- _Set exercise_:
An exact copy of the records is required, minus the pictures they hold.

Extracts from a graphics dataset
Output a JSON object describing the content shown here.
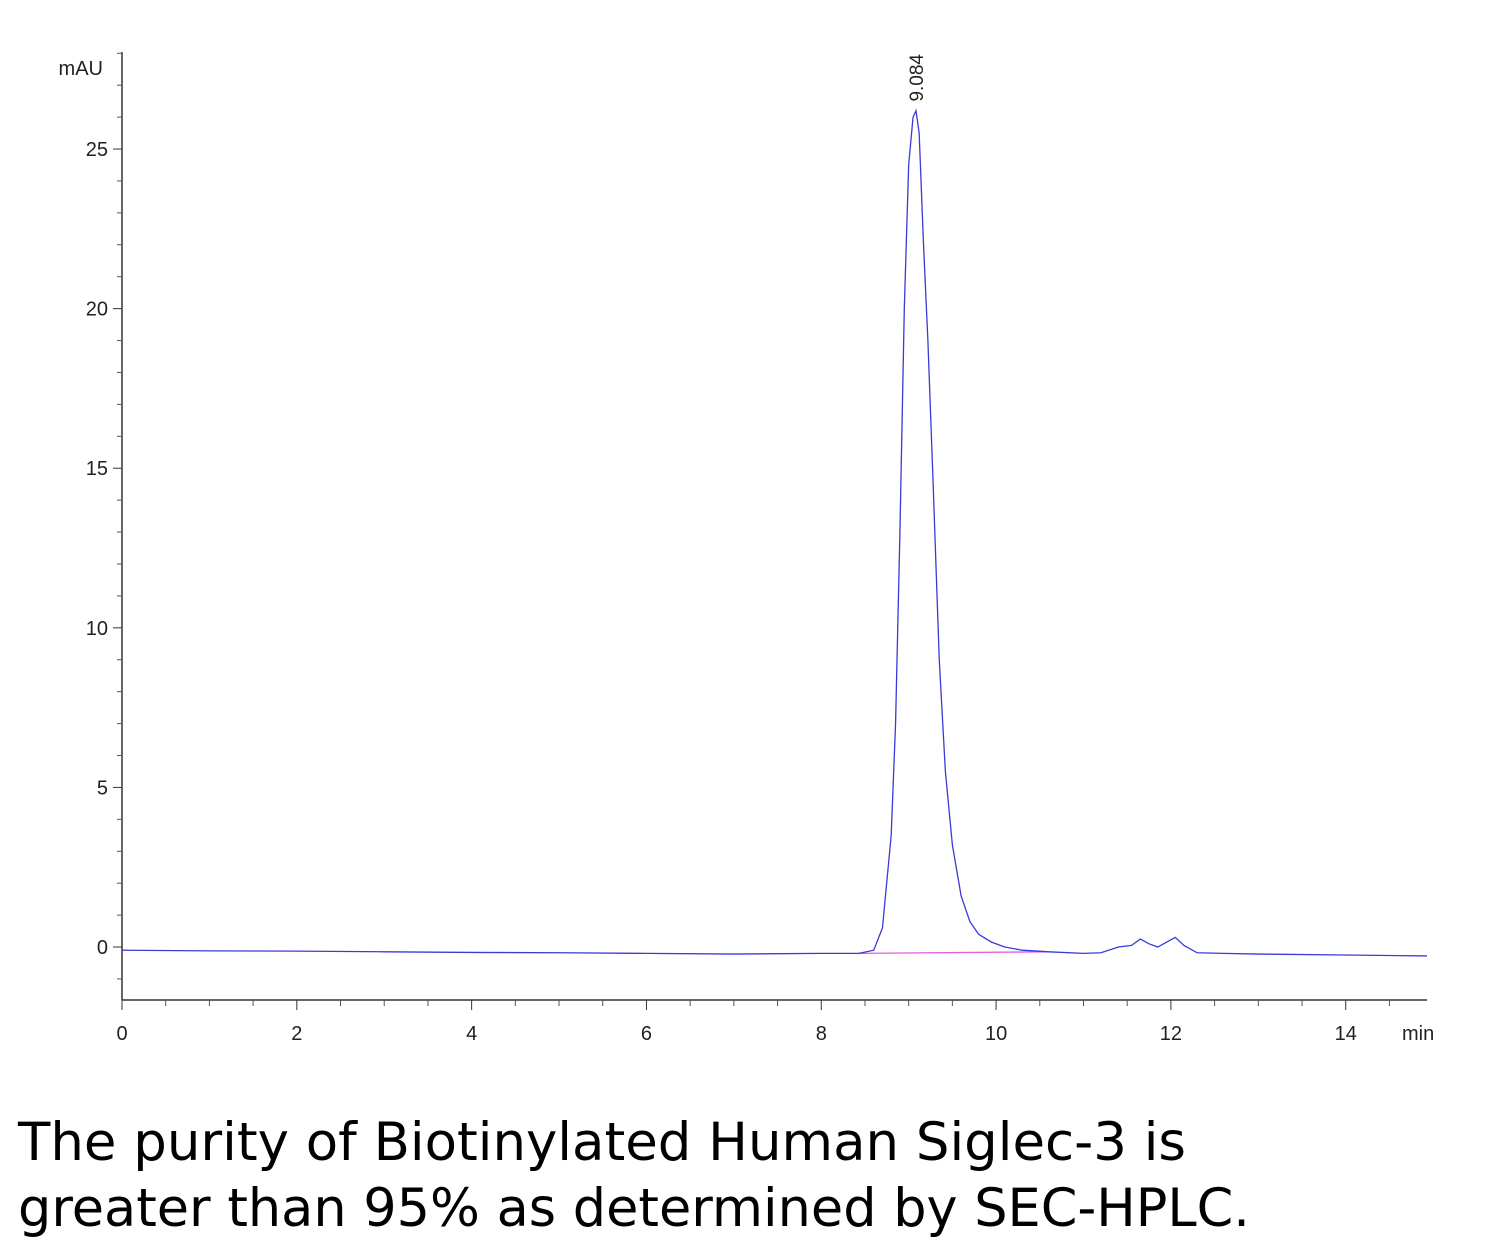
{
  "chart_data": {
    "type": "line",
    "ylabel": "mAU",
    "xlabel": "min",
    "annotations": [
      {
        "text": "9.084",
        "x": 9.084
      }
    ],
    "caption": [
      "The purity of Biotinylated Human Siglec-3 is",
      "greater than 95% as determined by SEC-HPLC."
    ],
    "xlim": [
      0,
      14.93
    ],
    "ylim": [
      -1.66,
      28.04
    ],
    "xticks": [
      0,
      2,
      4,
      6,
      8,
      10,
      12,
      14
    ],
    "yticks": [
      0,
      5,
      10,
      15,
      20,
      25
    ],
    "xminorticks": [
      0.5,
      1,
      1.5,
      2.5,
      3,
      3.5,
      4.5,
      5,
      5.5,
      6.5,
      7,
      7.5,
      8.5,
      9,
      9.5,
      10.5,
      11,
      11.5,
      12.5,
      13,
      13.5,
      14.5
    ],
    "yminorticks": [
      -1,
      1,
      2,
      3,
      4,
      6,
      7,
      8,
      9,
      11,
      12,
      13,
      14,
      16,
      17,
      18,
      19,
      21,
      22,
      23,
      24,
      26,
      27,
      28
    ],
    "grid": false,
    "series": [
      {
        "color": "#3a3ad8",
        "x": [
          0,
          1,
          2,
          3,
          4,
          5,
          6,
          7,
          8,
          8.43,
          8.6,
          8.7,
          8.8,
          8.85,
          8.9,
          8.95,
          9.0,
          9.05,
          9.084,
          9.12,
          9.17,
          9.22,
          9.28,
          9.35,
          9.42,
          9.5,
          9.6,
          9.7,
          9.8,
          9.95,
          10.1,
          10.3,
          10.6,
          11,
          11.2,
          11.4,
          11.55,
          11.65,
          11.75,
          11.85,
          11.95,
          12.05,
          12.15,
          12.3,
          12.6,
          13,
          14,
          14.93
        ],
        "values": [
          -0.1,
          -0.12,
          -0.13,
          -0.15,
          -0.17,
          -0.18,
          -0.2,
          -0.22,
          -0.2,
          -0.2,
          -0.1,
          0.6,
          3.5,
          7,
          13,
          20,
          24.5,
          26,
          26.2,
          25.5,
          22,
          19,
          14.5,
          9,
          5.5,
          3.2,
          1.6,
          0.8,
          0.4,
          0.15,
          0,
          -0.1,
          -0.15,
          -0.2,
          -0.18,
          0,
          0.05,
          0.25,
          0.1,
          0,
          0.15,
          0.3,
          0.05,
          -0.18,
          -0.2,
          -0.22,
          -0.25,
          -0.28
        ]
      },
      {
        "color": "#e060e0",
        "x": [
          8.43,
          10.6
        ],
        "values": [
          -0.2,
          -0.15
        ]
      }
    ]
  }
}
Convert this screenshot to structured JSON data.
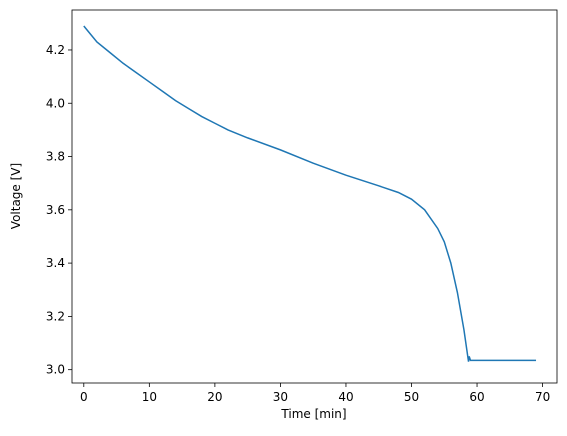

- _Correct result_:
Output a JSON object describing the content shown here.
{
  "chart_data": {
    "type": "line",
    "ylabel": "mAU",
    "xlabel": "min",
    "annotations": [
      {
        "text": "9.084",
        "x": 9.084
      }
    ],
    "caption": [
      "The purity of Biotinylated Human Siglec-3 is",
      "greater than 95% as determined by SEC-HPLC."
    ],
    "xlim": [
      0,
      14.93
    ],
    "ylim": [
      -1.66,
      28.04
    ],
    "xticks": [
      0,
      2,
      4,
      6,
      8,
      10,
      12,
      14
    ],
    "yticks": [
      0,
      5,
      10,
      15,
      20,
      25
    ],
    "xminorticks": [
      0.5,
      1,
      1.5,
      2.5,
      3,
      3.5,
      4.5,
      5,
      5.5,
      6.5,
      7,
      7.5,
      8.5,
      9,
      9.5,
      10.5,
      11,
      11.5,
      12.5,
      13,
      13.5,
      14.5
    ],
    "yminorticks": [
      -1,
      1,
      2,
      3,
      4,
      6,
      7,
      8,
      9,
      11,
      12,
      13,
      14,
      16,
      17,
      18,
      19,
      21,
      22,
      23,
      24,
      26,
      27,
      28
    ],
    "grid": false,
    "series": [
      {
        "color": "#3a3ad8",
        "x": [
          0,
          1,
          2,
          3,
          4,
          5,
          6,
          7,
          8,
          8.43,
          8.6,
          8.7,
          8.8,
          8.85,
          8.9,
          8.95,
          9.0,
          9.05,
          9.084,
          9.12,
          9.17,
          9.22,
          9.28,
          9.35,
          9.42,
          9.5,
          9.6,
          9.7,
          9.8,
          9.95,
          10.1,
          10.3,
          10.6,
          11,
          11.2,
          11.4,
          11.55,
          11.65,
          11.75,
          11.85,
          11.95,
          12.05,
          12.15,
          12.3,
          12.6,
          13,
          14,
          14.93
        ],
        "values": [
          -0.1,
          -0.12,
          -0.13,
          -0.15,
          -0.17,
          -0.18,
          -0.2,
          -0.22,
          -0.2,
          -0.2,
          -0.1,
          0.6,
          3.5,
          7,
          13,
          20,
          24.5,
          26,
          26.2,
          25.5,
          22,
          19,
          14.5,
          9,
          5.5,
          3.2,
          1.6,
          0.8,
          0.4,
          0.15,
          0,
          -0.1,
          -0.15,
          -0.2,
          -0.18,
          0,
          0.05,
          0.25,
          0.1,
          0,
          0.15,
          0.3,
          0.05,
          -0.18,
          -0.2,
          -0.22,
          -0.25,
          -0.28
        ]
      },
      {
        "color": "#e060e0",
        "x": [
          8.43,
          10.6
        ],
        "values": [
          -0.2,
          -0.15
        ]
      }
    ]
  }
}
Convert this screenshot to structured JSON data.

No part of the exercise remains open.